## START THE RECORDS

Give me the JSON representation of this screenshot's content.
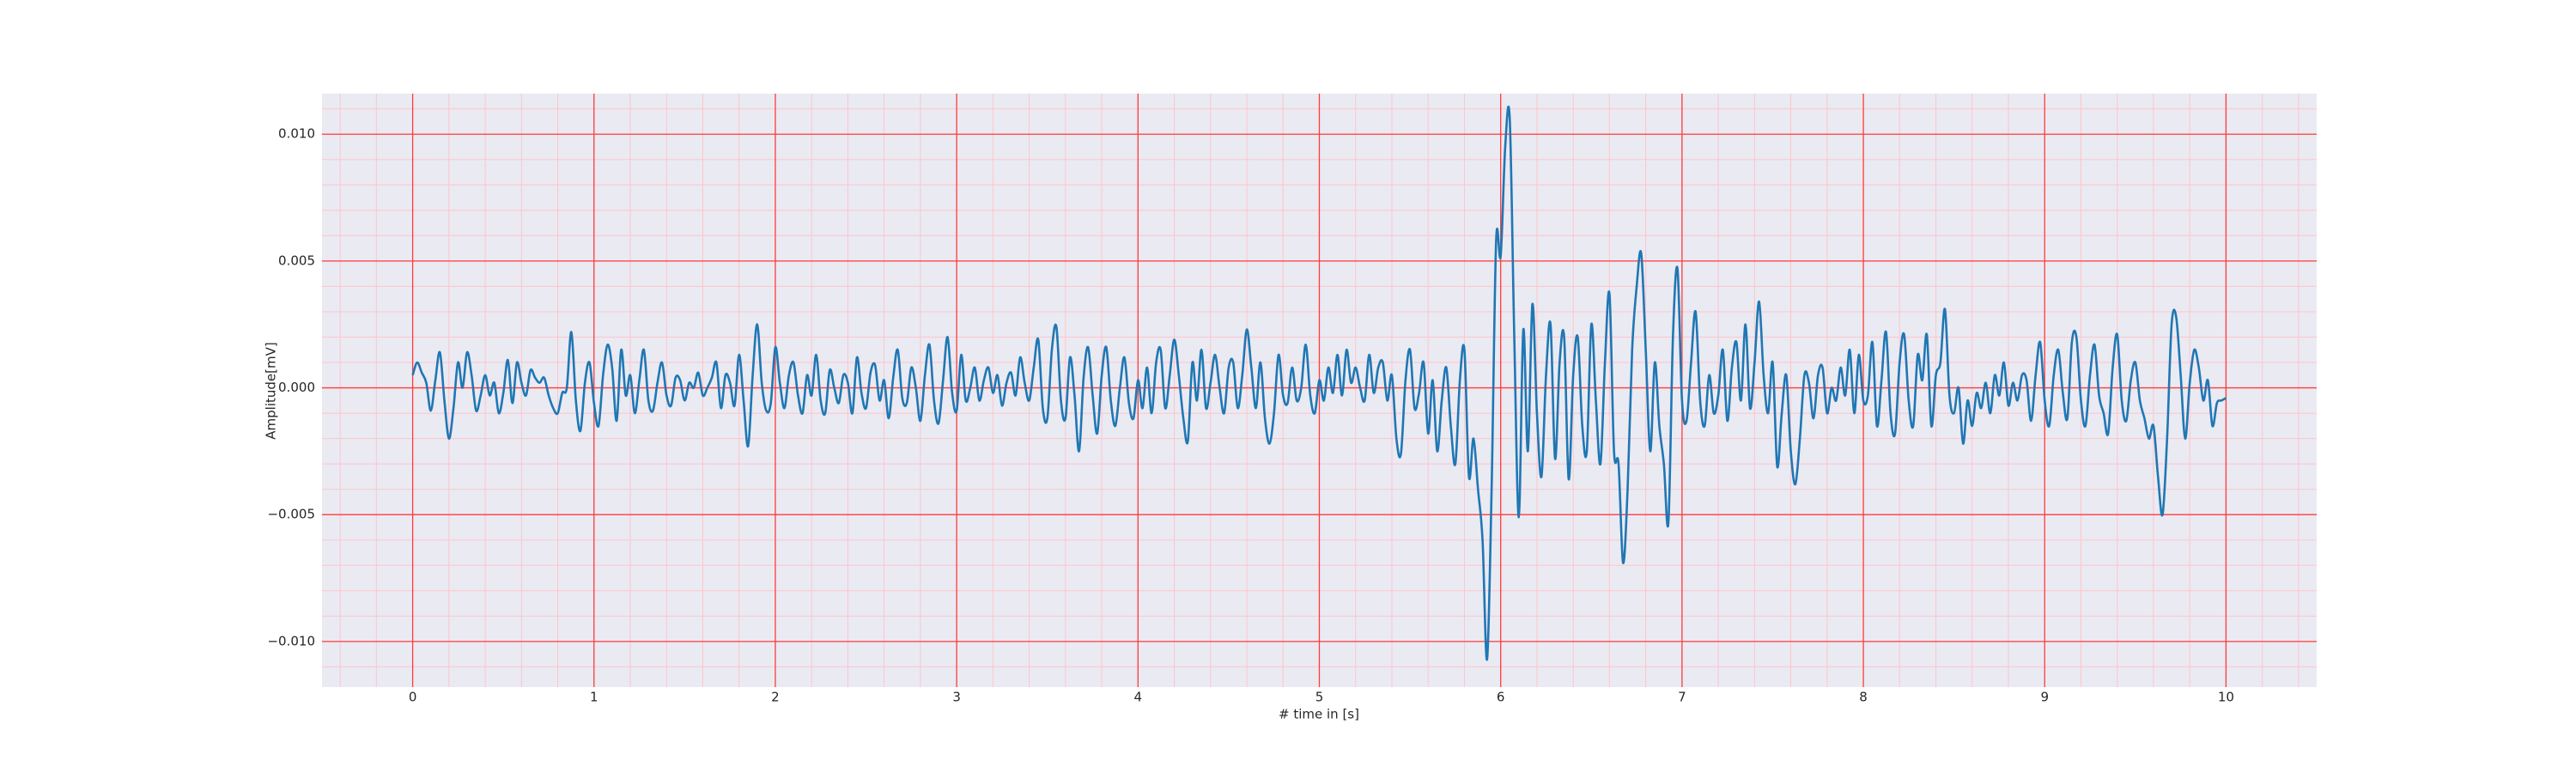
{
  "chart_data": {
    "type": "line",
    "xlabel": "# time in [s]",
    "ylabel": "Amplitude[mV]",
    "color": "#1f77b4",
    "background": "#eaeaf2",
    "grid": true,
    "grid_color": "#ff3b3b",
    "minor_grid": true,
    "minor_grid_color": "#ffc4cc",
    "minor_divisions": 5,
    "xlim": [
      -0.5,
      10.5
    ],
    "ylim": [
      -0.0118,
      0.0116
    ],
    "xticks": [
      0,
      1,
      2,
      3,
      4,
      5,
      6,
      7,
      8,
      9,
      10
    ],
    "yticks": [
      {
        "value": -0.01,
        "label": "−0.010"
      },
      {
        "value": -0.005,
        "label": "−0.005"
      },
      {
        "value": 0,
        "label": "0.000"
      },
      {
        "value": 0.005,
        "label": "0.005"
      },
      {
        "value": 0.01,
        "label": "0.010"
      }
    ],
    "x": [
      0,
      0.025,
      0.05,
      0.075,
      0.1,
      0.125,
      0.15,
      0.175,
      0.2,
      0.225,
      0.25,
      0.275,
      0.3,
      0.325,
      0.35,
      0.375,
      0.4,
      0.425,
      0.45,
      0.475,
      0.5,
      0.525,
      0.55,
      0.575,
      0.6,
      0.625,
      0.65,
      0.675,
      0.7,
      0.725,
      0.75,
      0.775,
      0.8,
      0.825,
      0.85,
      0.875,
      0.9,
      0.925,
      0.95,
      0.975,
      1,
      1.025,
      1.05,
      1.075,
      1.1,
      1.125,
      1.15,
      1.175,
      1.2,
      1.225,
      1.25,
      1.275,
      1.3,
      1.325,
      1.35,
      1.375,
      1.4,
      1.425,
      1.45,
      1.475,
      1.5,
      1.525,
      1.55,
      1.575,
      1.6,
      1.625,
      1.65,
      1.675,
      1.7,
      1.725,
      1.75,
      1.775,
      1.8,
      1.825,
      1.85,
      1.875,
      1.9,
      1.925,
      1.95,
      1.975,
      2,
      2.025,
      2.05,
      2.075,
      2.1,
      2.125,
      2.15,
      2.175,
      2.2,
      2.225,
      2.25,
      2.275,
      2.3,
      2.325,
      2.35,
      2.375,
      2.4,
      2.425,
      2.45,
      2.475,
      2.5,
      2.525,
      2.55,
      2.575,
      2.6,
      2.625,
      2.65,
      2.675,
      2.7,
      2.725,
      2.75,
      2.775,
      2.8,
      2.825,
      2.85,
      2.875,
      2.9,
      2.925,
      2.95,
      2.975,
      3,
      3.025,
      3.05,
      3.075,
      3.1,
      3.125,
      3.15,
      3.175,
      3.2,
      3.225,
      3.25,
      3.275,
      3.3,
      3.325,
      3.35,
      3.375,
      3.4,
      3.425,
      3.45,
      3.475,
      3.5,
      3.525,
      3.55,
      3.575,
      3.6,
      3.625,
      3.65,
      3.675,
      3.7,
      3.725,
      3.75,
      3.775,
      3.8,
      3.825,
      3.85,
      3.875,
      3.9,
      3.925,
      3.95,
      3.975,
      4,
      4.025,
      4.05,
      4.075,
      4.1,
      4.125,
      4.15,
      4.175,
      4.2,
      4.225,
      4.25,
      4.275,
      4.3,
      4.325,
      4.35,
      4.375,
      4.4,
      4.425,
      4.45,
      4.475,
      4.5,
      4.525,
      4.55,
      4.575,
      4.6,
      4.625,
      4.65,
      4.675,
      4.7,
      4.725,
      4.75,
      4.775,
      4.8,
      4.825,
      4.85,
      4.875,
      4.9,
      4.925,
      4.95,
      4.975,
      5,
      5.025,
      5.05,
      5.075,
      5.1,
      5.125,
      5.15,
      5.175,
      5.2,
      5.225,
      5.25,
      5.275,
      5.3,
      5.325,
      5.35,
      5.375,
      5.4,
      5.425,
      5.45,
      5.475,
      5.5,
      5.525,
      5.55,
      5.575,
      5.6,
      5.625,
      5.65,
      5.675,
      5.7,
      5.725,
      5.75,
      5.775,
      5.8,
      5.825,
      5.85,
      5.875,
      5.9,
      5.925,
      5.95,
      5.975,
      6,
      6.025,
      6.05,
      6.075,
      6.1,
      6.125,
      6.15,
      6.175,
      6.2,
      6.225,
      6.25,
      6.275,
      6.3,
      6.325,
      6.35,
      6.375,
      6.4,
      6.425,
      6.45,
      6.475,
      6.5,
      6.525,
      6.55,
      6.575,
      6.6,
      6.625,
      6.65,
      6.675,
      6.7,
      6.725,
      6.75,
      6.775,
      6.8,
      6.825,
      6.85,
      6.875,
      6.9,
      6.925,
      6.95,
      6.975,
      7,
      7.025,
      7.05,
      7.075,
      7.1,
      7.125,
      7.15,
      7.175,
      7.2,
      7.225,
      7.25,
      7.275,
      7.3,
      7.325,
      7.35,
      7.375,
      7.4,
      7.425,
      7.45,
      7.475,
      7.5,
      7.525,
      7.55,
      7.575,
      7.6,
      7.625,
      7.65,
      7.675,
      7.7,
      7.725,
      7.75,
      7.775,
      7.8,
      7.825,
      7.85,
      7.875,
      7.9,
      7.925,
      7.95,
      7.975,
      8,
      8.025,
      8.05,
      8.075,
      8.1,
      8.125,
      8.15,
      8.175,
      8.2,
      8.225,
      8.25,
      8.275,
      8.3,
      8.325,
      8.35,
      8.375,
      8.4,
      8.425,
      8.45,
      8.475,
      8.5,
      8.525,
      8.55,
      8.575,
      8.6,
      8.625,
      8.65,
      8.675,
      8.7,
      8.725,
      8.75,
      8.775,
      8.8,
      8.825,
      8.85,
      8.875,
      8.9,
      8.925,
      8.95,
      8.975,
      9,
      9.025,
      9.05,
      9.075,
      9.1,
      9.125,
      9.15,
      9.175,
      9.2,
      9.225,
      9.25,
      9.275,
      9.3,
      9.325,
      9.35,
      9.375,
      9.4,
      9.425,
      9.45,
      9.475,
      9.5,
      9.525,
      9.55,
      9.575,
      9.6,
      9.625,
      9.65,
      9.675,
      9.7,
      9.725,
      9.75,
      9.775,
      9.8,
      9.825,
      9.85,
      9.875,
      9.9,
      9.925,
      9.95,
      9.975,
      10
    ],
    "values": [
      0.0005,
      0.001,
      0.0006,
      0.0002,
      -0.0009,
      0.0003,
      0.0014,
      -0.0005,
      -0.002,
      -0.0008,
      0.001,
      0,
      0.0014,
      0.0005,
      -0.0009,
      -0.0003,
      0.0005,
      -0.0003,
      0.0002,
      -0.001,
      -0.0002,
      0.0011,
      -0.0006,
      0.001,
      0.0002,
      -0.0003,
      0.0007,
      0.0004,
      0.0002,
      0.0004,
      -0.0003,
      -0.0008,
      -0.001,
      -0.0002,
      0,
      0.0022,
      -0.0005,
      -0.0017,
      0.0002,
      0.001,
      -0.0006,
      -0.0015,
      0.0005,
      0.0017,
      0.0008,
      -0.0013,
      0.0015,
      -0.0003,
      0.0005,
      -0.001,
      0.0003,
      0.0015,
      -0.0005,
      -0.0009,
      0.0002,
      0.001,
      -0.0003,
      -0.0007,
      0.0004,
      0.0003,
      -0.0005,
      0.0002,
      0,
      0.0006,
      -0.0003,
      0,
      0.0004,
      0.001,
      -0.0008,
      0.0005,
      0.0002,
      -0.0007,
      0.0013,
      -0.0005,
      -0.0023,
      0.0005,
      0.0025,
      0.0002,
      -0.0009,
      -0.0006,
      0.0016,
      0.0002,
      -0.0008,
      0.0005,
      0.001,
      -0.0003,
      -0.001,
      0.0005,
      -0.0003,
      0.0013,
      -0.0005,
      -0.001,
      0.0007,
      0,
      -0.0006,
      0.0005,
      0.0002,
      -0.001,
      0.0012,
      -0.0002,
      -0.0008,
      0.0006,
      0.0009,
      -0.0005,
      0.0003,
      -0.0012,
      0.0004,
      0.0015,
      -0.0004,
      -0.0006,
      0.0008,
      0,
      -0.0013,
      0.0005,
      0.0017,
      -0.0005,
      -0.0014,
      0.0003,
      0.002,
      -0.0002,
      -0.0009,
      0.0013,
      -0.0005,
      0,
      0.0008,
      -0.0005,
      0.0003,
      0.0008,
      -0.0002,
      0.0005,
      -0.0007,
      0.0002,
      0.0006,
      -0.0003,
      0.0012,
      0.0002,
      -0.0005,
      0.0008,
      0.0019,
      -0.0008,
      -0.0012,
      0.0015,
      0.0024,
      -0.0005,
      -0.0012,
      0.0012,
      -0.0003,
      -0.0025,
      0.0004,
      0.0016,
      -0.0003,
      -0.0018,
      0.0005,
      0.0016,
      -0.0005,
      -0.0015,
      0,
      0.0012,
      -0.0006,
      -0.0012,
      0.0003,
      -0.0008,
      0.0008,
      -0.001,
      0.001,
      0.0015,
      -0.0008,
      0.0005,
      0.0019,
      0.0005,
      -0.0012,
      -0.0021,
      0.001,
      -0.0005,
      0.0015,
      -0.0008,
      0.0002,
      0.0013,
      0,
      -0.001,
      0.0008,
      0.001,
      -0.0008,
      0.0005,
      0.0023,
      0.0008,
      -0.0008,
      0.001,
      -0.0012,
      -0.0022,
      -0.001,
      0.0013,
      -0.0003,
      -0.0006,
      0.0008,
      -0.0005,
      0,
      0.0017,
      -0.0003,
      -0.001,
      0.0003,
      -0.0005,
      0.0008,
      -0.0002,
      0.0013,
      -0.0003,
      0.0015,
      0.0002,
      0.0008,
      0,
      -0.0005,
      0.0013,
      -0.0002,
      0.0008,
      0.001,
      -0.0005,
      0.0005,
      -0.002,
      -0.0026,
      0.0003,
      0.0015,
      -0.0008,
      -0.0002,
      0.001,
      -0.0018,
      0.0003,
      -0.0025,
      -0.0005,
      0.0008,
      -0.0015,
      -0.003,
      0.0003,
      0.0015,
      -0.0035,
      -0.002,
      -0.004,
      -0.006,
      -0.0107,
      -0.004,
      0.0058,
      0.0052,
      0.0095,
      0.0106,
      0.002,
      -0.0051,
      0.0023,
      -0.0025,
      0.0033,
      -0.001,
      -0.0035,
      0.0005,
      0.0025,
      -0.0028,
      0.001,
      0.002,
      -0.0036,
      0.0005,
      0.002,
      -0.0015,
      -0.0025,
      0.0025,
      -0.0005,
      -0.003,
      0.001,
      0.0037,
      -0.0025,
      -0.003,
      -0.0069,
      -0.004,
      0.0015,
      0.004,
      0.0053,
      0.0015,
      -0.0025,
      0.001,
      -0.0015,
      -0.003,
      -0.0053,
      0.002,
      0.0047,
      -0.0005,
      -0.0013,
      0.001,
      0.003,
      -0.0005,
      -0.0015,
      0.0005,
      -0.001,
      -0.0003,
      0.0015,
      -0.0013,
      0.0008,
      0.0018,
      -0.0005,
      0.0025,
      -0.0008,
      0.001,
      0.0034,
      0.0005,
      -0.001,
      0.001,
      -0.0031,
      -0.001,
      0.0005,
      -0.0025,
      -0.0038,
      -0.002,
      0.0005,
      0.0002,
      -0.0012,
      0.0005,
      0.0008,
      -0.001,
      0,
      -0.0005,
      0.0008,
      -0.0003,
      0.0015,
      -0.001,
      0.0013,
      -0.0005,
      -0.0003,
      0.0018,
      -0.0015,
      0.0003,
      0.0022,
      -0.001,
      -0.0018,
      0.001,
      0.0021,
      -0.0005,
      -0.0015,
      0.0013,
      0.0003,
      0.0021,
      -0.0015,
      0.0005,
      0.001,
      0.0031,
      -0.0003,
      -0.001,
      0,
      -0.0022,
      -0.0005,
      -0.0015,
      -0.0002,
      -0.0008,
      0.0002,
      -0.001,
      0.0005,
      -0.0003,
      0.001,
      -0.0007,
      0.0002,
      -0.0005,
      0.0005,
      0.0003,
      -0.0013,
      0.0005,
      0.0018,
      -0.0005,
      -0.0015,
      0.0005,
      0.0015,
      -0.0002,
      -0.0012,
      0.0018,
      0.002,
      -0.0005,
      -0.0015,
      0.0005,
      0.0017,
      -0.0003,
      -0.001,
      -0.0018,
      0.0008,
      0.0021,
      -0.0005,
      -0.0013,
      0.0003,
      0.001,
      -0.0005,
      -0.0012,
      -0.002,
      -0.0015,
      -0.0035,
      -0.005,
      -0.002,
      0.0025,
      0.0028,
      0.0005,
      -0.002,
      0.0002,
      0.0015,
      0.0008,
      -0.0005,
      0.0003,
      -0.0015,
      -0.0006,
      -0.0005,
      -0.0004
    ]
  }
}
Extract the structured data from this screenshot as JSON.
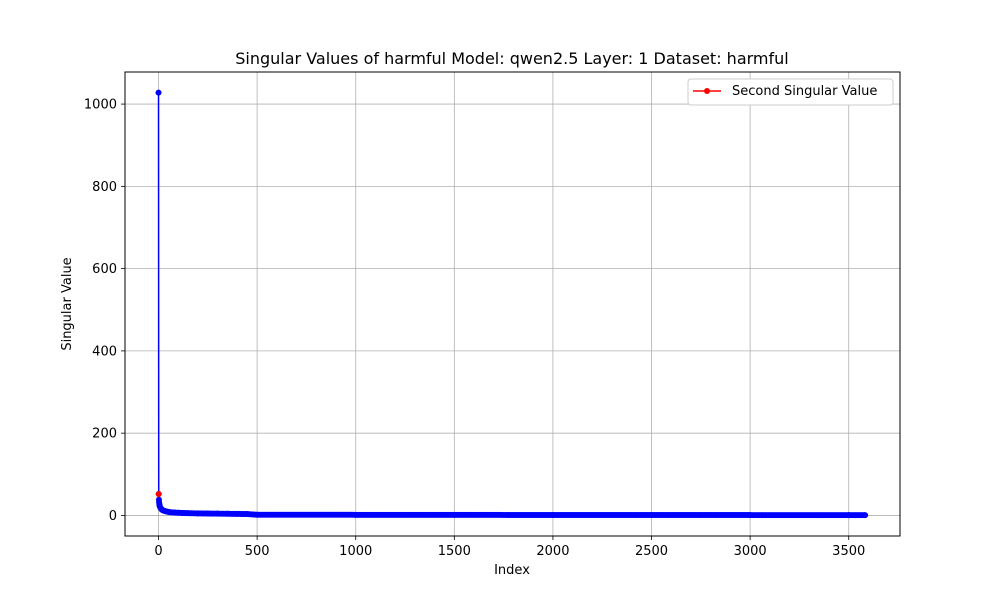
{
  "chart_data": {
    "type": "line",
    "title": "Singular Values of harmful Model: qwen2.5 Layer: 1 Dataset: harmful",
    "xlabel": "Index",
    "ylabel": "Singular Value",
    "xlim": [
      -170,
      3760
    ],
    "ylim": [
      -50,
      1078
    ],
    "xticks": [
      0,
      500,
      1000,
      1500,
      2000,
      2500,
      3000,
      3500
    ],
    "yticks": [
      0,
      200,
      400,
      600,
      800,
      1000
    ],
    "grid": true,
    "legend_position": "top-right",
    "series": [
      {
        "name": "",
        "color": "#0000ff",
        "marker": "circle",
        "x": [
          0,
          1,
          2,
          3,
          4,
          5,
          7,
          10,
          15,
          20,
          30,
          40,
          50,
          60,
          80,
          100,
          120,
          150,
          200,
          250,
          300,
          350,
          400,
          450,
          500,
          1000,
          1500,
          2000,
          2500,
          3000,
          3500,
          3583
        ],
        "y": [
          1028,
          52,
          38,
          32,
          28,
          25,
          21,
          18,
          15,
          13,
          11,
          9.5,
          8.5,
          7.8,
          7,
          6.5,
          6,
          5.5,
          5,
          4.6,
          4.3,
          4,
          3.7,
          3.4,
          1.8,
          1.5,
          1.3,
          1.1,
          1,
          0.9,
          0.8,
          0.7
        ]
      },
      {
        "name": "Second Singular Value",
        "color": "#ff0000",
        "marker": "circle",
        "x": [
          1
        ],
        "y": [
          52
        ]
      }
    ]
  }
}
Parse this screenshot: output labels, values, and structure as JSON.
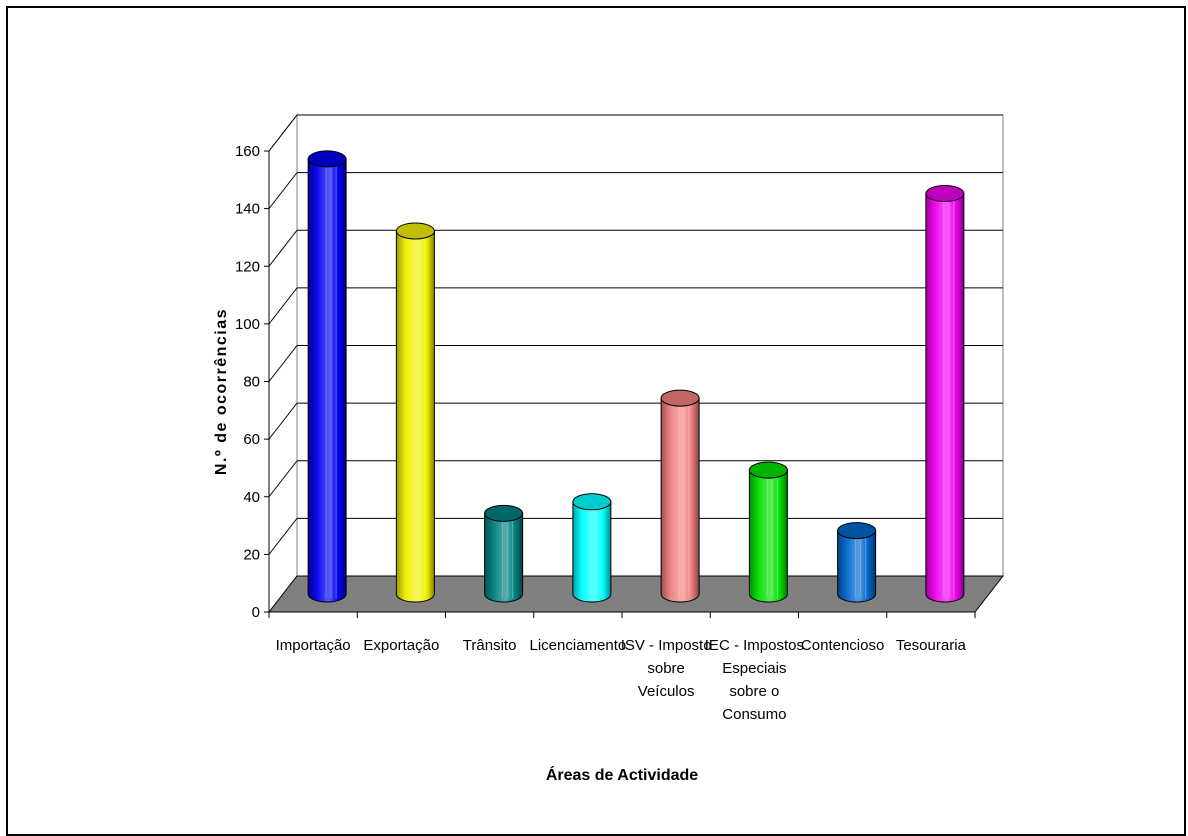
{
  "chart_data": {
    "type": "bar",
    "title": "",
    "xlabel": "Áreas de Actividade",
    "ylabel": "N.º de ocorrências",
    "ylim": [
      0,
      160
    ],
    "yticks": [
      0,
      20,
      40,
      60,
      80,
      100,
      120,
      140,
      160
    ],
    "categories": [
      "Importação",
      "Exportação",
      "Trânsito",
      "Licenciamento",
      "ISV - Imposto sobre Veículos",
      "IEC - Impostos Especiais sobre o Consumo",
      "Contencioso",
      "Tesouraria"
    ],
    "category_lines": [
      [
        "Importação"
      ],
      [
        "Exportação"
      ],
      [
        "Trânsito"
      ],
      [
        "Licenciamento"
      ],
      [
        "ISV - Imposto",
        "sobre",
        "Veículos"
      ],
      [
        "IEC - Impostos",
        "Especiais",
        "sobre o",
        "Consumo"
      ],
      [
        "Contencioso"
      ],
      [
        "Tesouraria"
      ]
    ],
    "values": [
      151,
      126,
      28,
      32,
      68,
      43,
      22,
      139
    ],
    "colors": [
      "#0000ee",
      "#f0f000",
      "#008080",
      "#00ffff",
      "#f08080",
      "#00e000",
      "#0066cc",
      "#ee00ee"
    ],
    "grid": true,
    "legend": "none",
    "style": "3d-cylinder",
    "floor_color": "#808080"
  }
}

## END THE RECORDS

**EXERCISE GOAL:** Beginning at the line that contains "Parse this screenshot: output", copy each remaining line of the records exactly, through the final one. Omit the pictures.

**SOLUTION BELOW:**
Parse this screenshot: output labels, values, and structure as JSON.
{
  "chart_data": {
    "type": "bar",
    "title": "",
    "xlabel": "Áreas de Actividade",
    "ylabel": "N.º de ocorrências",
    "ylim": [
      0,
      160
    ],
    "yticks": [
      0,
      20,
      40,
      60,
      80,
      100,
      120,
      140,
      160
    ],
    "categories": [
      "Importação",
      "Exportação",
      "Trânsito",
      "Licenciamento",
      "ISV - Imposto sobre Veículos",
      "IEC - Impostos Especiais sobre o Consumo",
      "Contencioso",
      "Tesouraria"
    ],
    "category_lines": [
      [
        "Importação"
      ],
      [
        "Exportação"
      ],
      [
        "Trânsito"
      ],
      [
        "Licenciamento"
      ],
      [
        "ISV - Imposto",
        "sobre",
        "Veículos"
      ],
      [
        "IEC - Impostos",
        "Especiais",
        "sobre o",
        "Consumo"
      ],
      [
        "Contencioso"
      ],
      [
        "Tesouraria"
      ]
    ],
    "values": [
      151,
      126,
      28,
      32,
      68,
      43,
      22,
      139
    ],
    "colors": [
      "#0000ee",
      "#f0f000",
      "#008080",
      "#00ffff",
      "#f08080",
      "#00e000",
      "#0066cc",
      "#ee00ee"
    ],
    "grid": true,
    "legend": "none",
    "style": "3d-cylinder",
    "floor_color": "#808080"
  }
}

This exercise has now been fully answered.